> SHORT EXERCISE: Repeat the material verbatim. Images are excluded from the copy.

(Records from a data collection)
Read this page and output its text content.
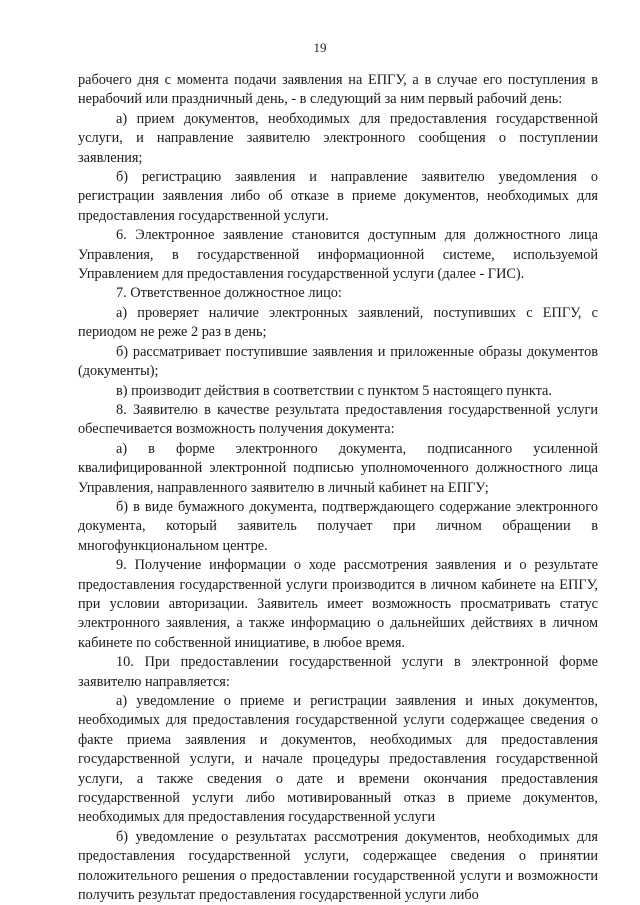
19

рабочего дня с момента подачи заявления на ЕПГУ, а в случае его поступления в нерабочий или праздничный день, - в следующий за ним первый рабочий день:

а) прием документов, необходимых для предоставления государственной услуги, и направление заявителю электронного сообщения о поступлении заявления;

б) регистрацию заявления и направление заявителю уведомления о регистрации заявления либо об отказе в приеме документов, необходимых для предоставления государственной услуги.

6. Электронное заявление становится доступным для должностного лица Управления, в государственной информационной системе, используемой Управлением для предоставления государственной услуги (далее - ГИС).

7. Ответственное должностное лицо:

а) проверяет наличие электронных заявлений, поступивших с ЕПГУ, с периодом не реже 2 раз в день;

б) рассматривает поступившие заявления и приложенные образы документов (документы);

в) производит действия в соответствии с пунктом 5 настоящего пункта.

8. Заявителю в качестве результата предоставления государственной услуги обеспечивается возможность получения документа:

а) в форме электронного документа, подписанного усиленной квалифицированной электронной подписью уполномоченного должностного лица Управления, направленного заявителю в личный кабинет на ЕПГУ;

б) в виде бумажного документа, подтверждающего содержание электронного документа, который заявитель получает при личном обращении в многофункциональном центре.

9. Получение информации о ходе рассмотрения заявления и о результате предоставления государственной услуги производится в личном кабинете на ЕПГУ, при условии авторизации. Заявитель имеет возможность просматривать статус электронного заявления, а также информацию о дальнейших действиях в личном кабинете по собственной инициативе, в любое время.

10. При предоставлении государственной услуги в электронной форме заявителю направляется:

а) уведомление о приеме и регистрации заявления и иных документов, необходимых для предоставления государственной услуги содержащее сведения о факте приема заявления и документов, необходимых для предоставления государственной услуги, и начале процедуры предоставления государственной услуги, а также сведения о дате и времени окончания предоставления государственной услуги либо мотивированный отказ в приеме документов, необходимых для предоставления государственной услуги

б) уведомление о результатах рассмотрения документов, необходимых для предоставления государственной услуги, содержащее сведения о принятии положительного решения о предоставлении государственной услуги и возможности получить результат предоставления государственной услуги либо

> TASK RESULT:
Read this page and output its text content.
19

рабочего дня с момента подачи заявления на ЕПГУ, а в случае его поступления в нерабочий или праздничный день, - в следующий за ним первый рабочий день:

а) прием документов, необходимых для предоставления государственной услуги, и направление заявителю электронного сообщения о поступлении заявления;

б) регистрацию заявления и направление заявителю уведомления о регистрации заявления либо об отказе в приеме документов, необходимых для предоставления государственной услуги.

6. Электронное заявление становится доступным для должностного лица Управления, в государственной информационной системе, используемой Управлением для предоставления государственной услуги (далее - ГИС).

7. Ответственное должностное лицо:

а) проверяет наличие электронных заявлений, поступивших с ЕПГУ, с периодом не реже 2 раз в день;

б) рассматривает поступившие заявления и приложенные образы документов (документы);

в) производит действия в соответствии с пунктом 5 настоящего пункта.

8. Заявителю в качестве результата предоставления государственной услуги обеспечивается возможность получения документа:

а) в форме электронного документа, подписанного усиленной квалифицированной электронной подписью уполномоченного должностного лица Управления, направленного заявителю в личный кабинет на ЕПГУ;

б) в виде бумажного документа, подтверждающего содержание электронного документа, который заявитель получает при личном обращении в многофункциональном центре.

9. Получение информации о ходе рассмотрения заявления и о результате предоставления государственной услуги производится в личном кабинете на ЕПГУ, при условии авторизации. Заявитель имеет возможность просматривать статус электронного заявления, а также информацию о дальнейших действиях в личном кабинете по собственной инициативе, в любое время.

10. При предоставлении государственной услуги в электронной форме заявителю направляется:

а) уведомление о приеме и регистрации заявления и иных документов, необходимых для предоставления государственной услуги содержащее сведения о факте приема заявления и документов, необходимых для предоставления государственной услуги, и начале процедуры предоставления государственной услуги, а также сведения о дате и времени окончания предоставления государственной услуги либо мотивированный отказ в приеме документов, необходимых для предоставления государственной услуги

б) уведомление о результатах рассмотрения документов, необходимых для предоставления государственной услуги, содержащее сведения о принятии положительного решения о предоставлении государственной услуги и возможности получить результат предоставления государственной услуги либо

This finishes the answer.